__REQUIREMENTS__
Look through the lines below and extract each one that contains "تادة".

__DATA EXTRACT__
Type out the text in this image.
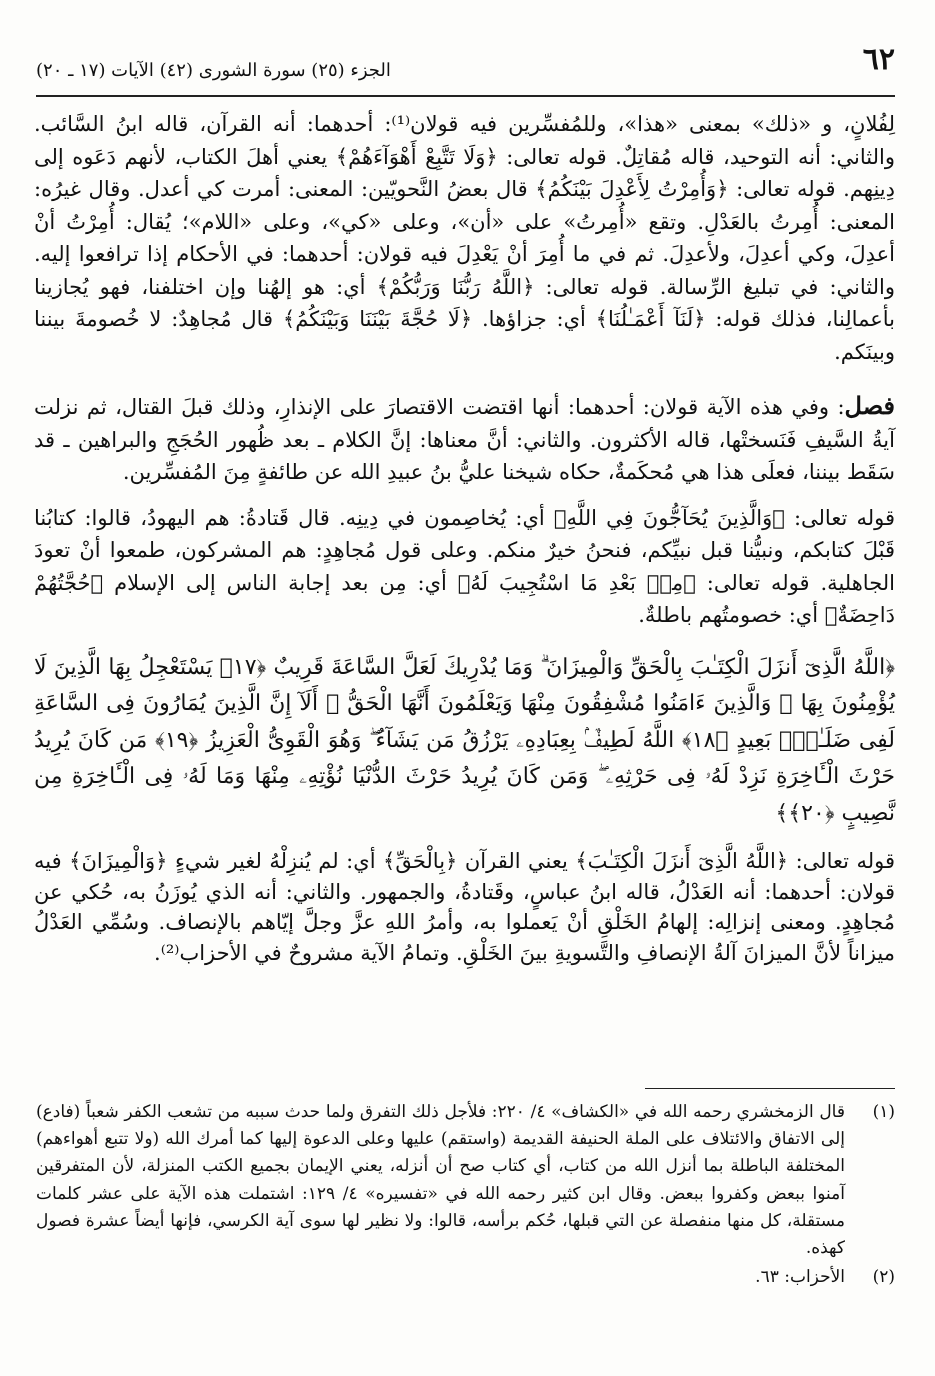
٦٢
الجزء (٢٥) سورة الشورى (٤٢) الآيات (١٧ ـ ٢٠)

لِفُلانٍ، و «ذلك» بمعنى «هذا»، وللمُفسِّرين فيه قولان⁽¹⁾: أحدهما: أنه القرآن، قاله ابنُ السَّائب. والثاني: أنه التوحيد، قاله مُقاتِلٌ. قوله تعالى: ﴿وَلَا تَتَّبِعْ أَهْوَآءَهُمْ﴾ يعني أهلَ الكتاب، لأنهم دَعَوه إلى دِينِهم. قوله تعالى: ﴿وَأُمِرْتُ لِأَعْدِلَ بَيْنَكُمُ﴾ قال بعضُ النَّحويّين: المعنى: أمرت كي أعدل. وقال غيرُه: المعنى: أُمِرتُ بالعَدْلِ. وتقع «أُمِرتُ» على «أن»، وعلى «كي»، وعلى «اللام»؛ يُقال: أُمِرْتُ أنْ أعدِلَ، وكي أعدِلَ، ولأعدِلَ. ثم في ما أُمِرَ أنْ يَعْدِلَ فيه قولان: أحدهما: في الأحكام إذا ترافعوا إليه. والثاني: في تبليغ الرِّسالة. قوله تعالى: ﴿اللَّهُ رَبُّنَا وَرَبُّكُمْ﴾ أي: هو إلهُنا وإن اختلفنا، فهو يُجازينا بأعمالِنا، فذلك قوله: ﴿لَنَآ أَعْمَـٰلُنَا﴾ أي: جزاؤها. ﴿لَا حُجَّةَ بَيْنَنَا وَبَيْنَكُمُ﴾ قال مُجاهِدٌ: لا خُصومةَ بيننا وبينَكم.

فصل: وفي هذه الآية قولان: أحدهما: أنها اقتضت الاقتصارَ على الإنذارِ، وذلك قبلَ القتال، ثم نزلت آيةُ السَّيفِ فَنَسختْها، قاله الأكثرون. والثاني: أنَّ معناها: إنَّ الكلام ـ بعد ظُهور الحُجَجِ والبراهين ـ قد سَقَط بيننا، فعلَى هذا هي مُحكَمةٌ، حكاه شيخنا عليُّ بنُ عبيدِ الله عن طائفةٍ مِنَ المُفسِّرين.

قوله تعالى: ﴿وَالَّذِينَ يُحَآجُّونَ فِي اللَّهِ﴾ أي: يُخاصِمون في دِينِه. قال قَتادةُ: هم اليهودُ، قالوا: كتابُنا قَبْلَ كتابكم، ونبيُّنا قبل نبيِّكم، فنحنُ خيرٌ منكم. وعلى قول مُجاهِدٍ: هم المشركون، طمعوا أنْ تعودَ الجاهلية. قوله تعالى: ﴿مِنۢ بَعْدِ مَا اسْتُجِيبَ لَهُ﴾ أي: مِن بعد إجابة الناس إلى الإسلام ﴿حُجَّتُهُمْ دَاحِضَةٌ﴾ أي: خصومتُهم باطلةٌ.

﴿اللَّهُ الَّذِىٓ أَنزَلَ الْكِتَـٰبَ بِالْحَقِّ وَالْمِيزَانَ ۗ وَمَا يُدْرِيكَ لَعَلَّ السَّاعَةَ قَرِيبٌ ﴿١٧﴾ يَسْتَعْجِلُ بِهَا الَّذِينَ لَا يُؤْمِنُونَ بِهَا ۖ وَالَّذِينَ ءَامَنُوا مُشْفِقُونَ مِنْهَا وَيَعْلَمُونَ أَنَّهَا الْحَقُّ ۗ أَلَآ إِنَّ الَّذِينَ يُمَارُونَ فِى السَّاعَةِ لَفِى ضَلَـٰلٍۭ بَعِيدٍ ﴿١٨﴾ اللَّهُ لَطِيفٌۢ بِعِبَادِهِۦ يَرْزُقُ مَن يَشَآءُ ۖ وَهُوَ الْقَوِىُّ الْعَزِيزُ ﴿١٩﴾ مَن كَانَ يُرِيدُ حَرْثَ الْـَٔاخِرَةِ نَزِدْ لَهُۥ فِى حَرْثِهِۦ ۖ وَمَن كَانَ يُرِيدُ حَرْثَ الدُّنْيَا نُؤْتِهِۦ مِنْهَا وَمَا لَهُۥ فِى الْـَٔاخِرَةِ مِن نَّصِيبٍ ﴿٢٠﴾﴾

قوله تعالى: ﴿اللَّهُ الَّذِىٓ أَنزَلَ الْكِتَـٰبَ﴾ يعني القرآن ﴿بِالْحَقِّ﴾ أي: لم يُنزِلْهُ لغير شيءٍ ﴿وَالْمِيزَانَ﴾ فيه قولان: أحدهما: أنه العَدْلُ، قاله ابنُ عباسٍ، وقَتادةُ، والجمهور. والثاني: أنه الذي يُوزَنُ به، حُكي عن مُجاهِدٍ. ومعنى إنزالِه: إلهامُ الخَلْقِ أنْ يَعملوا به، وأمرُ اللهِ عزَّ وجلَّ إيّاهم بالإنصاف. وسُمِّي العَدْلُ ميزاناً لأنَّ الميزانَ آلةُ الإنصافِ والتَّسويةِ بينَ الخَلْقِ. وتمامُ الآية مشروحٌ في الأحزاب⁽²⁾.

(١)
قال الزمخشري رحمه الله في «الكشاف» ٤/ ٢٢٠: فلأجل ذلك التفرق ولما حدث سببه من تشعب الكفر شعباً (فادع) إلى الاتفاق والائتلاف على الملة الحنيفة القديمة (واستقم) عليها وعلى الدعوة إليها كما أمرك الله (ولا تتبع أهواءهم) المختلفة الباطلة بما أنزل الله من كتاب، أي كتاب صح أن أنزله، يعني الإيمان بجميع الكتب المنزلة، لأن المتفرقين آمنوا ببعض وكفروا ببعض. وقال ابن كثير رحمه الله في «تفسيره» ٤/ ١٢٩: اشتملت هذه الآية على عشر كلمات مستقلة، كل منها منفصلة عن التي قبلها، حُكم برأسه، قالوا: ولا نظير لها سوى آية الكرسي، فإنها أيضاً عشرة فصول كهذه.
(٢)
الأحزاب: ٦٣.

__EXERCISE RESPONSE__
قوله تعالى: ﴿وَالَّذِينَ يُحَآجُّونَ فِي اللَّهِ﴾ أي: يُخاصِمون في دِينِه. قال قَتادةُ: هم اليهودُ، قالوا: كتابُنا قَبْلَ كتابكم، ونبيُّنا قبل نبيِّكم، فنحنُ خيرٌ منكم. وعلى قول مُجاهِدٍ: هم المشركون، طمعوا أنْ تعودَ الجاهلية. قوله تعالى: ﴿مِنۢ بَعْدِ مَا اسْتُجِيبَ لَهُ﴾ أي: مِن بعد إجابة الناس إلى الإسلام ﴿حُجَّتُهُمْ دَاحِضَةٌ﴾ أي: خصومتُهم باطلةٌ.
قوله تعالى: ﴿اللَّهُ الَّذِىٓ أَنزَلَ الْكِتَـٰبَ﴾ يعني القرآن ﴿بِالْحَقِّ﴾ أي: لم يُنزِلْهُ لغير شيءٍ ﴿وَالْمِيزَانَ﴾ فيه قولان: أحدهما: أنه العَدْلُ، قاله ابنُ عباسٍ، وقَتادةُ، والجمهور. والثاني: أنه الذي يُوزَنُ به، حُكي عن مُجاهِدٍ. ومعنى إنزالِه: إلهامُ الخَلْقِ أنْ يَعملوا به، وأمرُ اللهِ عزَّ وجلَّ إيّاهم بالإنصاف. وسُمِّي العَدْلُ ميزاناً لأنَّ الميزانَ آلةُ الإنصافِ والتَّسويةِ بينَ الخَلْقِ. وتمامُ الآية مشروحٌ في الأحزاب⁽²⁾.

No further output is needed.